OBJECTIVE :: Here are some records. Copy each one exactly.

DATA IN THIS EXERCISE ::
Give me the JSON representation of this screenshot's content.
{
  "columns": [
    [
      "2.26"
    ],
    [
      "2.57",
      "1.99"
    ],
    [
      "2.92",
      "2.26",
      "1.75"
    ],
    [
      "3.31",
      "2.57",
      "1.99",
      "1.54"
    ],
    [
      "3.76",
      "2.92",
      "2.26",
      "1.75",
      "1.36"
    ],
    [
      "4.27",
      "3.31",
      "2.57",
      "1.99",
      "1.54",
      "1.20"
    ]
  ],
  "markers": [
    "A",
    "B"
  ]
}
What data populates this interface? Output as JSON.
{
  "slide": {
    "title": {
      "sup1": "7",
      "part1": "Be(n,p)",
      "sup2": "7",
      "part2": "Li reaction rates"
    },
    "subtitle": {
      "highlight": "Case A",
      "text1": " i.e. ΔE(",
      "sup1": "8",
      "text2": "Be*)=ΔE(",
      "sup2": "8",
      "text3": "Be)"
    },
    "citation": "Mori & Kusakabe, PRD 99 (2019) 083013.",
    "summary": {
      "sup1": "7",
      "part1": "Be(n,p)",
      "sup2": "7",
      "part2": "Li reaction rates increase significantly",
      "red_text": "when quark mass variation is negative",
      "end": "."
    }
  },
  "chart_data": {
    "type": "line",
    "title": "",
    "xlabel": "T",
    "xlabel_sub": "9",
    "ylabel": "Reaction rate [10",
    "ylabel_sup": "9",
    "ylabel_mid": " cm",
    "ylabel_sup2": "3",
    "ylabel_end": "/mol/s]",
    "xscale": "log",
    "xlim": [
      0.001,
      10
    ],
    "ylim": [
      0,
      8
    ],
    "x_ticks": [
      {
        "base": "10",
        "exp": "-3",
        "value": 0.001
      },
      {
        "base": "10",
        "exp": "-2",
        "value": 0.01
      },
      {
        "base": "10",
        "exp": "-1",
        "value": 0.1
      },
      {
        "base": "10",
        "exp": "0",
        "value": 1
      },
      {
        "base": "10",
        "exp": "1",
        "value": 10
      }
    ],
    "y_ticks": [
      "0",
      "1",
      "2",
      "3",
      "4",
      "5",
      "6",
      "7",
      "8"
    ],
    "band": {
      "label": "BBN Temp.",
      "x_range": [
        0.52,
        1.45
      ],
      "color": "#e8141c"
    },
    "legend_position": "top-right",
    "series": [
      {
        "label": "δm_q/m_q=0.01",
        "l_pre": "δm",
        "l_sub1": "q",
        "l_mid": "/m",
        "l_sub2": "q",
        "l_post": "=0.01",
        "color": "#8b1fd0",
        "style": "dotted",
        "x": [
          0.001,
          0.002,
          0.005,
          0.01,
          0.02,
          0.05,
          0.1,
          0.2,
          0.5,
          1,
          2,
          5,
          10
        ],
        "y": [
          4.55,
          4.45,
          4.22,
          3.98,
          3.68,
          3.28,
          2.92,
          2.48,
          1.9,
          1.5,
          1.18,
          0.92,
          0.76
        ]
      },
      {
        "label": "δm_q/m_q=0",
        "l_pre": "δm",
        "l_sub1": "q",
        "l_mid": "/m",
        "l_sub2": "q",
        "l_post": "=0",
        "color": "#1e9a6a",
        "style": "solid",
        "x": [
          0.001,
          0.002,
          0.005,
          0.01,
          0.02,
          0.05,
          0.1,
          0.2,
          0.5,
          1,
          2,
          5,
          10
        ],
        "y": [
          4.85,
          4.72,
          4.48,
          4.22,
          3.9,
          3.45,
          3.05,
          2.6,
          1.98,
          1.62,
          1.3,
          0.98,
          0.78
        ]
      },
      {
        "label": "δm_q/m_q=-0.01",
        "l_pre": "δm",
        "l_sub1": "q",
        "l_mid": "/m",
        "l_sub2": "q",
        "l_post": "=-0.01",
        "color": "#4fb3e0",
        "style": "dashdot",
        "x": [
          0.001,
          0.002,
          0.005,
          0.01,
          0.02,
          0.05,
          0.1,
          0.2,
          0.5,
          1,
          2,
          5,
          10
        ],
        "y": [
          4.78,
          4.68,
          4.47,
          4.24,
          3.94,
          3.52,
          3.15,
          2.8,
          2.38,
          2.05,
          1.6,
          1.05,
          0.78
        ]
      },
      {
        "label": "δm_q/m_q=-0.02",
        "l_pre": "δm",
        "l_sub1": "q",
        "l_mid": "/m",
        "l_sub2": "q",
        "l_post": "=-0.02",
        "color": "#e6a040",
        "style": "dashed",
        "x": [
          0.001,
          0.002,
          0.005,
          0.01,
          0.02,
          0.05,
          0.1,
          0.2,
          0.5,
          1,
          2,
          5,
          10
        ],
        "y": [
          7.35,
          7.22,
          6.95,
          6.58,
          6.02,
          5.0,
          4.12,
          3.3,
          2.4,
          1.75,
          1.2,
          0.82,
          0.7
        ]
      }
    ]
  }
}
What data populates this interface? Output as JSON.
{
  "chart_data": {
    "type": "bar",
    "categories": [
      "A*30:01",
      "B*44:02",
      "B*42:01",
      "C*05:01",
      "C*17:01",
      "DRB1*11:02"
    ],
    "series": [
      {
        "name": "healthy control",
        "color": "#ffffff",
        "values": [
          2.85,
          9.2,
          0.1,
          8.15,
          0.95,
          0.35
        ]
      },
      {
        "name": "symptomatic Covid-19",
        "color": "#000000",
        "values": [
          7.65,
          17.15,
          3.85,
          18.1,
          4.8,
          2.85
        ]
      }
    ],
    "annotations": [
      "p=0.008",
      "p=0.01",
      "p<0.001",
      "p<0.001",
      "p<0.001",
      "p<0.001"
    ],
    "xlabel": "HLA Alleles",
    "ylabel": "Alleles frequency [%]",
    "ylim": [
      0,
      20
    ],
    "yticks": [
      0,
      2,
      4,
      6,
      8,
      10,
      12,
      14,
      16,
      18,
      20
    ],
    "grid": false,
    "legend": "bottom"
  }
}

WRITTEN ANSWER ::
Give me the JSON representation of this screenshot's content.
{
  "columns": [
    [
      "2.26"
    ],
    [
      "2.57",
      "1.99"
    ],
    [
      "2.92",
      "2.26",
      "1.75"
    ],
    [
      "3.31",
      "2.57",
      "1.99",
      "1.54"
    ],
    [
      "3.76",
      "2.92",
      "2.26",
      "1.75",
      "1.36"
    ],
    [
      "4.27",
      "3.31",
      "2.57",
      "1.99",
      "1.54",
      "1.20"
    ]
  ],
  "markers": [
    "A",
    "B"
  ]
}
What data populates this interface? Output as JSON.
{
  "slide": {
    "title": {
      "sup1": "7",
      "part1": "Be(n,p)",
      "sup2": "7",
      "part2": "Li reaction rates"
    },
    "subtitle": {
      "highlight": "Case A",
      "text1": " i.e. ΔE(",
      "sup1": "8",
      "text2": "Be*)=ΔE(",
      "sup2": "8",
      "text3": "Be)"
    },
    "citation": "Mori & Kusakabe, PRD 99 (2019) 083013.",
    "summary": {
      "sup1": "7",
      "part1": "Be(n,p)",
      "sup2": "7",
      "part2": "Li reaction rates increase significantly",
      "red_text": "when quark mass variation is negative",
      "end": "."
    }
  },
  "chart_data": {
    "type": "line",
    "title": "",
    "xlabel": "T",
    "xlabel_sub": "9",
    "ylabel": "Reaction rate [10",
    "ylabel_sup": "9",
    "ylabel_mid": " cm",
    "ylabel_sup2": "3",
    "ylabel_end": "/mol/s]",
    "xscale": "log",
    "xlim": [
      0.001,
      10
    ],
    "ylim": [
      0,
      8
    ],
    "x_ticks": [
      {
        "base": "10",
        "exp": "-3",
        "value": 0.001
      },
      {
        "base": "10",
        "exp": "-2",
        "value": 0.01
      },
      {
        "base": "10",
        "exp": "-1",
        "value": 0.1
      },
      {
        "base": "10",
        "exp": "0",
        "value": 1
      },
      {
        "base": "10",
        "exp": "1",
        "value": 10
      }
    ],
    "y_ticks": [
      "0",
      "1",
      "2",
      "3",
      "4",
      "5",
      "6",
      "7",
      "8"
    ],
    "band": {
      "label": "BBN Temp.",
      "x_range": [
        0.52,
        1.45
      ],
      "color": "#e8141c"
    },
    "legend_position": "top-right",
    "series": [
      {
        "label": "δm_q/m_q=0.01",
        "l_pre": "δm",
        "l_sub1": "q",
        "l_mid": "/m",
        "l_sub2": "q",
        "l_post": "=0.01",
        "color": "#8b1fd0",
        "style": "dotted",
        "x": [
          0.001,
          0.002,
          0.005,
          0.01,
          0.02,
          0.05,
          0.1,
          0.2,
          0.5,
          1,
          2,
          5,
          10
        ],
        "y": [
          4.55,
          4.45,
          4.22,
          3.98,
          3.68,
          3.28,
          2.92,
          2.48,
          1.9,
          1.5,
          1.18,
          0.92,
          0.76
        ]
      },
      {
        "label": "δm_q/m_q=0",
        "l_pre": "δm",
        "l_sub1": "q",
        "l_mid": "/m",
        "l_sub2": "q",
        "l_post": "=0",
        "color": "#1e9a6a",
        "style": "solid",
        "x": [
          0.001,
          0.002,
          0.005,
          0.01,
          0.02,
          0.05,
          0.1,
          0.2,
          0.5,
          1,
          2,
          5,
          10
        ],
        "y": [
          4.85,
          4.72,
          4.48,
          4.22,
          3.9,
          3.45,
          3.05,
          2.6,
          1.98,
          1.62,
          1.3,
          0.98,
          0.78
        ]
      },
      {
        "label": "δm_q/m_q=-0.01",
        "l_pre": "δm",
        "l_sub1": "q",
        "l_mid": "/m",
        "l_sub2": "q",
        "l_post": "=-0.01",
        "color": "#4fb3e0",
        "style": "dashdot",
        "x": [
          0.001,
          0.002,
          0.005,
          0.01,
          0.02,
          0.05,
          0.1,
          0.2,
          0.5,
          1,
          2,
          5,
          10
        ],
        "y": [
          4.78,
          4.68,
          4.47,
          4.24,
          3.94,
          3.52,
          3.15,
          2.8,
          2.38,
          2.05,
          1.6,
          1.05,
          0.78
        ]
      },
      {
        "label": "δm_q/m_q=-0.02",
        "l_pre": "δm",
        "l_sub1": "q",
        "l_mid": "/m",
        "l_sub2": "q",
        "l_post": "=-0.02",
        "color": "#e6a040",
        "style": "dashed",
        "x": [
          0.001,
          0.002,
          0.005,
          0.01,
          0.02,
          0.05,
          0.1,
          0.2,
          0.5,
          1,
          2,
          5,
          10
        ],
        "y": [
          7.35,
          7.22,
          6.95,
          6.58,
          6.02,
          5.0,
          4.12,
          3.3,
          2.4,
          1.75,
          1.2,
          0.82,
          0.7
        ]
      }
    ]
  }
}
What data populates this interface? Output as JSON.
{
  "chart_data": {
    "type": "bar",
    "categories": [
      "A*30:01",
      "B*44:02",
      "B*42:01",
      "C*05:01",
      "C*17:01",
      "DRB1*11:02"
    ],
    "series": [
      {
        "name": "healthy control",
        "color": "#ffffff",
        "values": [
          2.85,
          9.2,
          0.1,
          8.15,
          0.95,
          0.35
        ]
      },
      {
        "name": "symptomatic Covid-19",
        "color": "#000000",
        "values": [
          7.65,
          17.15,
          3.85,
          18.1,
          4.8,
          2.85
        ]
      }
    ],
    "annotations": [
      "p=0.008",
      "p=0.01",
      "p<0.001",
      "p<0.001",
      "p<0.001",
      "p<0.001"
    ],
    "xlabel": "HLA Alleles",
    "ylabel": "Alleles frequency [%]",
    "ylim": [
      0,
      20
    ],
    "yticks": [
      0,
      2,
      4,
      6,
      8,
      10,
      12,
      14,
      16,
      18,
      20
    ],
    "grid": false,
    "legend": "bottom"
  }
}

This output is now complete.